* TASK TO COMPLETE *
Copy each line holding the string "Bolt".

* SOURCE RECORDS *

_ _ _ _ _ _ _

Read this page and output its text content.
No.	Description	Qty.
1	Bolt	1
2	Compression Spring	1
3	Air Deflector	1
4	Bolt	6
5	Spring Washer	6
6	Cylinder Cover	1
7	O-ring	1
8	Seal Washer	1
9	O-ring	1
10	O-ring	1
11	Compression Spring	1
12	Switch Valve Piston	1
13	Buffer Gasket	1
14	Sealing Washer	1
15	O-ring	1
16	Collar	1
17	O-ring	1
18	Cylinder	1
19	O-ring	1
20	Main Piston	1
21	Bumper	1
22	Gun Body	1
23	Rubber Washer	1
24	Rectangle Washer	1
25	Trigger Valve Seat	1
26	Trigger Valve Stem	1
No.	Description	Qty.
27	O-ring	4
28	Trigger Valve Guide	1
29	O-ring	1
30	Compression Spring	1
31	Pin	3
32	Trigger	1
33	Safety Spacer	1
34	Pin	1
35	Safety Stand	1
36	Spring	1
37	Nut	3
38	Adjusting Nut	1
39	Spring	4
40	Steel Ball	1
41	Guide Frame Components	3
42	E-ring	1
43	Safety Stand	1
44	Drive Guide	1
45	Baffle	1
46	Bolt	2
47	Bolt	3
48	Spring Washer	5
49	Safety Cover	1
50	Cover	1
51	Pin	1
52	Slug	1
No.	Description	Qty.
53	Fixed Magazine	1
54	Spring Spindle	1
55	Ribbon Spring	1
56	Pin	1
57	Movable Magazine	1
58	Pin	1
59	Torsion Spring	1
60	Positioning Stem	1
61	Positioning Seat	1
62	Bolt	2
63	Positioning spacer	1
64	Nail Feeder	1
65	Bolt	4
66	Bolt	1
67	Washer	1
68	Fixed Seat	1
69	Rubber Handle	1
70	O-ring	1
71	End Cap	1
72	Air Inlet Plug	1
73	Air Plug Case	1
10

_ _ _ _ _ _ _

* FINAL RESULT *
1	Bolt	1
4	Bolt	6
46	Bolt	2
47	Bolt	3
62	Bolt	2
65	Bolt	4
66	Bolt	1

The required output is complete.